Records:
· · · ·

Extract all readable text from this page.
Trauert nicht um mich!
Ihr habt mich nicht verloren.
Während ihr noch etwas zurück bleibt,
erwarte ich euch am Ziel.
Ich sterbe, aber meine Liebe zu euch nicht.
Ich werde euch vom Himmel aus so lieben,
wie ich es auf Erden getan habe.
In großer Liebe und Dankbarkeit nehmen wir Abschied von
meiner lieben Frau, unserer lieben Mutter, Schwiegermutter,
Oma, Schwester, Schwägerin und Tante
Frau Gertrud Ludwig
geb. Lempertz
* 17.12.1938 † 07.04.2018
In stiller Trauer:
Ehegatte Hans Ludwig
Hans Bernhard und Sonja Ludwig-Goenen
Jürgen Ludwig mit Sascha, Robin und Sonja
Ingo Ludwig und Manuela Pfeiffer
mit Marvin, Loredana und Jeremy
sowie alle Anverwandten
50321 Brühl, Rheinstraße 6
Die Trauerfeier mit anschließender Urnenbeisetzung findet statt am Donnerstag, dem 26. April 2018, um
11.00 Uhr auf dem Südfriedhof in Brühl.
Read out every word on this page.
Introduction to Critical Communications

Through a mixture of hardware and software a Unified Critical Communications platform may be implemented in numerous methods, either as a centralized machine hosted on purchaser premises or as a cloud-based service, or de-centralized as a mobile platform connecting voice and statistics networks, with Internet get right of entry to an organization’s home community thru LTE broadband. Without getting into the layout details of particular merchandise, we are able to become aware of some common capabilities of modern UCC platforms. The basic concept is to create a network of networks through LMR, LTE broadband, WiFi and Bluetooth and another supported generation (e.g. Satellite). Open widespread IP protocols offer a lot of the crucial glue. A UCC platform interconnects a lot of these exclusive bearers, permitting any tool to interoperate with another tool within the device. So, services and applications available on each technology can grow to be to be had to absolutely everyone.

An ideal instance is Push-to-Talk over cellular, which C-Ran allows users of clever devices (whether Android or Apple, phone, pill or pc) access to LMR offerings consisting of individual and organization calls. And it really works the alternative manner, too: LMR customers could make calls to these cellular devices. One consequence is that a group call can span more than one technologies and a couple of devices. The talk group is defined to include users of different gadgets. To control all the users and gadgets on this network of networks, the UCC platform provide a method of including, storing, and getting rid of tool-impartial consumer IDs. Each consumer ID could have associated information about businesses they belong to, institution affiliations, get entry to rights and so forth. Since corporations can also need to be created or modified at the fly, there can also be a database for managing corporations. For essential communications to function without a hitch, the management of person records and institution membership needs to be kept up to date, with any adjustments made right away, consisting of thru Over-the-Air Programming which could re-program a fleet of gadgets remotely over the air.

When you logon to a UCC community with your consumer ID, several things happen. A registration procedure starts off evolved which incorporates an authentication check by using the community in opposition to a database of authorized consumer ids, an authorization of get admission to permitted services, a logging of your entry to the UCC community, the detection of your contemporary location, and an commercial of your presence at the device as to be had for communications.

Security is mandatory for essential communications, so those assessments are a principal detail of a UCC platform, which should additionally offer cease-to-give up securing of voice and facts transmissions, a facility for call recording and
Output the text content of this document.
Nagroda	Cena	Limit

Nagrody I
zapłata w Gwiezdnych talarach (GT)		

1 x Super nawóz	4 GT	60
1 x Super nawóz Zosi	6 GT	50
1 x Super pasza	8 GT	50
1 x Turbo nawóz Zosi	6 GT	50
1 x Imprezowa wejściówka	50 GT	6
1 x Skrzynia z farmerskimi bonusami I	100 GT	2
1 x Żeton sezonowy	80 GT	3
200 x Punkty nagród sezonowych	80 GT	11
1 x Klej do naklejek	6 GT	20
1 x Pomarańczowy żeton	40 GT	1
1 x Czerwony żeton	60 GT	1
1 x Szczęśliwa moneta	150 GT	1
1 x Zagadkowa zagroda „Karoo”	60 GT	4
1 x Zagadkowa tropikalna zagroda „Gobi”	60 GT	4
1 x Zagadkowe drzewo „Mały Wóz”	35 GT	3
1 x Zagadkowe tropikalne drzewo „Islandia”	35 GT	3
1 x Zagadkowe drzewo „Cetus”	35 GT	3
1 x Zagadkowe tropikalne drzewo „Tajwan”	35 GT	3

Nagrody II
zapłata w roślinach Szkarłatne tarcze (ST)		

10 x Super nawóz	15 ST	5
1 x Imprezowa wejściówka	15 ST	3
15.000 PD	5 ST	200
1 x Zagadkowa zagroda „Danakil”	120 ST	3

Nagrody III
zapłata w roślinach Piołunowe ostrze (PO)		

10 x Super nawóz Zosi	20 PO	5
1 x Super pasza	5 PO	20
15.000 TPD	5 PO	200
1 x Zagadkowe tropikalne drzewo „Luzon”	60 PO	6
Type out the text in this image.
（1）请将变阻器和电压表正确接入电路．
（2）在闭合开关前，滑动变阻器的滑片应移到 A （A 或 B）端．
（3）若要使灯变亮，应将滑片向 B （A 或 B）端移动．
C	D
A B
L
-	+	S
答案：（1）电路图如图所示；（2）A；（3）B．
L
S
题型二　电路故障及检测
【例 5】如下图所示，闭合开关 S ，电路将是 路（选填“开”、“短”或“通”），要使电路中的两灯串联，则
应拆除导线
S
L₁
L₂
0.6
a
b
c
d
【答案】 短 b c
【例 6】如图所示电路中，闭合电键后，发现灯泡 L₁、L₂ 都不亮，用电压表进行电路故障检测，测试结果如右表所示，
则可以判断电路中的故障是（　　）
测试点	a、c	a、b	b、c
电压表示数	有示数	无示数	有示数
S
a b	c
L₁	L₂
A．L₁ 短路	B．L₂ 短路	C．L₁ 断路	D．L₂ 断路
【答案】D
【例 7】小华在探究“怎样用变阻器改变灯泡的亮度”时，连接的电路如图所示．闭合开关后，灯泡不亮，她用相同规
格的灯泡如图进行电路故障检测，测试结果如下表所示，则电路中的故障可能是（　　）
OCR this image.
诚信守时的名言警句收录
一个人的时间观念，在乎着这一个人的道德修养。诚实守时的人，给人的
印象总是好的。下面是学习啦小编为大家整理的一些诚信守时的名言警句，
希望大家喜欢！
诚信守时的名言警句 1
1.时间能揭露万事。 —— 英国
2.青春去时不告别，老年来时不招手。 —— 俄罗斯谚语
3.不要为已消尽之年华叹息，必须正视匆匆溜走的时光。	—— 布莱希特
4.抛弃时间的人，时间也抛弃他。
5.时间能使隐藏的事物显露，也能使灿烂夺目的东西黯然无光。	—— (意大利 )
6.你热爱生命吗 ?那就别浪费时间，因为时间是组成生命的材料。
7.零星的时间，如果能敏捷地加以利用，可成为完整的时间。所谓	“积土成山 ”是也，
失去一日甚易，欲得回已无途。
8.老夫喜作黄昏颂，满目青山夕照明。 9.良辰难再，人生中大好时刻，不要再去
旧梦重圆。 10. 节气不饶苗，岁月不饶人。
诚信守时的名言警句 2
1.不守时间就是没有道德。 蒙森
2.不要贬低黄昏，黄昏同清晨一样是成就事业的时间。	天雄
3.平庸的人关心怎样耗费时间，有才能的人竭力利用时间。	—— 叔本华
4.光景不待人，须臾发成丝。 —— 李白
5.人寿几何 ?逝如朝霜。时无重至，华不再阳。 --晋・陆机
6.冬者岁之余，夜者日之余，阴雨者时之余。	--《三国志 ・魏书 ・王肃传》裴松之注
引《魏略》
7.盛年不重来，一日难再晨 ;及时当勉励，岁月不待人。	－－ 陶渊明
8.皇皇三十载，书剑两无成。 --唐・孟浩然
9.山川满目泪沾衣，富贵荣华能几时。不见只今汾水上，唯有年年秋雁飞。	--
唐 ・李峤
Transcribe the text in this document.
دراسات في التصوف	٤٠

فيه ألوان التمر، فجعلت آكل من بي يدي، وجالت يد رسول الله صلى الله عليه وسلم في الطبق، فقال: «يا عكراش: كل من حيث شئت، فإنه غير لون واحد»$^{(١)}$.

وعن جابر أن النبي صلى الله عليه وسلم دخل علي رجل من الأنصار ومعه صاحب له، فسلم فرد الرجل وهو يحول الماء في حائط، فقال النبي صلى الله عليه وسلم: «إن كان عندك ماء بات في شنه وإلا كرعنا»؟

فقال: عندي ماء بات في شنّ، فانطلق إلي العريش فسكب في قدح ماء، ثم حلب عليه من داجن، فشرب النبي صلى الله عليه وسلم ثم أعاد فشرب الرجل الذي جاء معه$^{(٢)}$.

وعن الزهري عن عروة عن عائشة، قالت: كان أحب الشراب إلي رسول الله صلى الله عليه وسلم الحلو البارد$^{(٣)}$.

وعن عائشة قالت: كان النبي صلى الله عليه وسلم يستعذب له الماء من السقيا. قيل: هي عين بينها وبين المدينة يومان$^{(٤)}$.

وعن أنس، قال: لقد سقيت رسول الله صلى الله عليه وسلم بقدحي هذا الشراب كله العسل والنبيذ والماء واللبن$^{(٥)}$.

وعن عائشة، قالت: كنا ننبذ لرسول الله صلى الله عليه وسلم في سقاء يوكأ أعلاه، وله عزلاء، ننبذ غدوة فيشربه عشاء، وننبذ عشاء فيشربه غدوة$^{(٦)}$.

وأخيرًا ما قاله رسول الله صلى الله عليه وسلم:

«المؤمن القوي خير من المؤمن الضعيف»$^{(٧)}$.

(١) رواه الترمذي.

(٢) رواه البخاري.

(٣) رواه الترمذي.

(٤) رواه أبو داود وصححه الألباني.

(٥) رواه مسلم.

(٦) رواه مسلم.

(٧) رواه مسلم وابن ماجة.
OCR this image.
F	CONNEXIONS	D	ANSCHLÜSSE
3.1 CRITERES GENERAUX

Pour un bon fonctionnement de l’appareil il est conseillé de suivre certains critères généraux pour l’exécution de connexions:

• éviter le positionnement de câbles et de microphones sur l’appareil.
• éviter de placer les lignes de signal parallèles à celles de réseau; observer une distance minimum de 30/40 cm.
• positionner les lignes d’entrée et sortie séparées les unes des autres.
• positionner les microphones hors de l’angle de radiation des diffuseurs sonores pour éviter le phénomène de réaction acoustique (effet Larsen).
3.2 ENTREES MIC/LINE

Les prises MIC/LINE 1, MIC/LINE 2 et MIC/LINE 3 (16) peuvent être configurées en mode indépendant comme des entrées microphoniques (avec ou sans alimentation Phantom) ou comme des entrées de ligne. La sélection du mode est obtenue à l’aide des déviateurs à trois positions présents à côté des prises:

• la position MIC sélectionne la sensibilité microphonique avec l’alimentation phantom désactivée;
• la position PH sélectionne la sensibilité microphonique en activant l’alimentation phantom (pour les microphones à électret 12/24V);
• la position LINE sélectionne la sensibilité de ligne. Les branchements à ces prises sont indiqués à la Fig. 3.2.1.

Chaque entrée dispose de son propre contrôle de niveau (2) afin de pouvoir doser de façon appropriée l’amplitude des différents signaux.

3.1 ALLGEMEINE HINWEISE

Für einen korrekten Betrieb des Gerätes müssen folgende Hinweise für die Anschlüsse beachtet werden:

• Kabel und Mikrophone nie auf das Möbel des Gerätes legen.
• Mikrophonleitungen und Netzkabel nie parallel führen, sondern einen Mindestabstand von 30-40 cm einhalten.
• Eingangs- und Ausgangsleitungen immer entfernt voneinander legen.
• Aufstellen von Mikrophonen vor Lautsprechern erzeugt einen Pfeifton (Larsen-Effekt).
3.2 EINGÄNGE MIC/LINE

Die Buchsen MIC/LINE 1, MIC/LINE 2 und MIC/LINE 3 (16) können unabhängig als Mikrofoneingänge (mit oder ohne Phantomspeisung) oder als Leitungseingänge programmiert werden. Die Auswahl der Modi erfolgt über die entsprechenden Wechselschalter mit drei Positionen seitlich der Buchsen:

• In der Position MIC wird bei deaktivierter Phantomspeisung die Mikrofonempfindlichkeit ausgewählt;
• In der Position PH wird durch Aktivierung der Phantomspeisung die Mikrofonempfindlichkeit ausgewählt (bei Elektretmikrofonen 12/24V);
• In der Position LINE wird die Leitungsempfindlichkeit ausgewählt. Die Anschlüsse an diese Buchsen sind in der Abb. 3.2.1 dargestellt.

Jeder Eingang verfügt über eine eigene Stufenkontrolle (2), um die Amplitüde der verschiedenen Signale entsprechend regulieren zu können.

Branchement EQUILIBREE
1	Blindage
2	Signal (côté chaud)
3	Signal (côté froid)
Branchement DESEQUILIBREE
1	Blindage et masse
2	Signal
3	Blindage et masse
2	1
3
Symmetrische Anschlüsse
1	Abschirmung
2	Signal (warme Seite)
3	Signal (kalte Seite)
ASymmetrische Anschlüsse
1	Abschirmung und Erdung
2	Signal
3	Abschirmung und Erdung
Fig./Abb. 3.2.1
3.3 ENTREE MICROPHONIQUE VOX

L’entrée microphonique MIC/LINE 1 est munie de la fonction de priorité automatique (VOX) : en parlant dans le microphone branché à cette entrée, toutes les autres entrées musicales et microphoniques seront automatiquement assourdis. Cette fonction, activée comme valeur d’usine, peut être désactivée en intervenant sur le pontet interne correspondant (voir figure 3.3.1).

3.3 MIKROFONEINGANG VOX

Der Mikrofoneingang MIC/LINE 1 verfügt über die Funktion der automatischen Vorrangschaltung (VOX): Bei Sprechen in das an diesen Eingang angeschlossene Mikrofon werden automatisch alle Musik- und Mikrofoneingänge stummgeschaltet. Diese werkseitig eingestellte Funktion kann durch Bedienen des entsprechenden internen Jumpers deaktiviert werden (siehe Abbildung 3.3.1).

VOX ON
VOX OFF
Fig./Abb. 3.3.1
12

· · · ·

> [Problem statement]: Take every line that includes the string "pasza" and copy it.

> [Final answer]:
1 x Super pasza	8 GT	50
1 x Super pasza	5 PO	20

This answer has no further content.